=== Records shown ===

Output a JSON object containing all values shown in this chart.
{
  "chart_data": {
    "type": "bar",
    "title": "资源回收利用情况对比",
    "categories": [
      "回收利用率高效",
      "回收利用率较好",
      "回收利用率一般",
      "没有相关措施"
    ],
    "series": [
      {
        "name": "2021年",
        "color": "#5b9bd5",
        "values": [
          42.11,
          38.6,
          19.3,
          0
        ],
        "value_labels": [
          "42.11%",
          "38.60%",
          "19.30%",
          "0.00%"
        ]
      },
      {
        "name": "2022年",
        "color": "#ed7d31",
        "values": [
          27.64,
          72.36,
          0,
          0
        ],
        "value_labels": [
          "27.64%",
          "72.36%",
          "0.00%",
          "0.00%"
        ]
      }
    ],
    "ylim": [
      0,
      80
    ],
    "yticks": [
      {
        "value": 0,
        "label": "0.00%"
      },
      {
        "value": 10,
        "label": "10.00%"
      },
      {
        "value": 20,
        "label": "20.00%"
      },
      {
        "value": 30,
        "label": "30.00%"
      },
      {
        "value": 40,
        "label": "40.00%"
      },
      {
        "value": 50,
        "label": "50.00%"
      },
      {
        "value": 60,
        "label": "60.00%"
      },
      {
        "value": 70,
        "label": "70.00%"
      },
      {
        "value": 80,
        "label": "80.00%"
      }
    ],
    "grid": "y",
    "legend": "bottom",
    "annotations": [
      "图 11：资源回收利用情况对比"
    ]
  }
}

===

Exercise objective: Every line of the data above should be copied exactly.

Solution for this task:
Output a JSON object containing all values shown in this chart.
{
  "chart_data": {
    "type": "bar",
    "title": "资源回收利用情况对比",
    "categories": [
      "回收利用率高效",
      "回收利用率较好",
      "回收利用率一般",
      "没有相关措施"
    ],
    "series": [
      {
        "name": "2021年",
        "color": "#5b9bd5",
        "values": [
          42.11,
          38.6,
          19.3,
          0
        ],
        "value_labels": [
          "42.11%",
          "38.60%",
          "19.30%",
          "0.00%"
        ]
      },
      {
        "name": "2022年",
        "color": "#ed7d31",
        "values": [
          27.64,
          72.36,
          0,
          0
        ],
        "value_labels": [
          "27.64%",
          "72.36%",
          "0.00%",
          "0.00%"
        ]
      }
    ],
    "ylim": [
      0,
      80
    ],
    "yticks": [
      {
        "value": 0,
        "label": "0.00%"
      },
      {
        "value": 10,
        "label": "10.00%"
      },
      {
        "value": 20,
        "label": "20.00%"
      },
      {
        "value": 30,
        "label": "30.00%"
      },
      {
        "value": 40,
        "label": "40.00%"
      },
      {
        "value": 50,
        "label": "50.00%"
      },
      {
        "value": 60,
        "label": "60.00%"
      },
      {
        "value": 70,
        "label": "70.00%"
      },
      {
        "value": 80,
        "label": "80.00%"
      }
    ],
    "grid": "y",
    "legend": "bottom",
    "annotations": [
      "图 11：资源回收利用情况对比"
    ]
  }
}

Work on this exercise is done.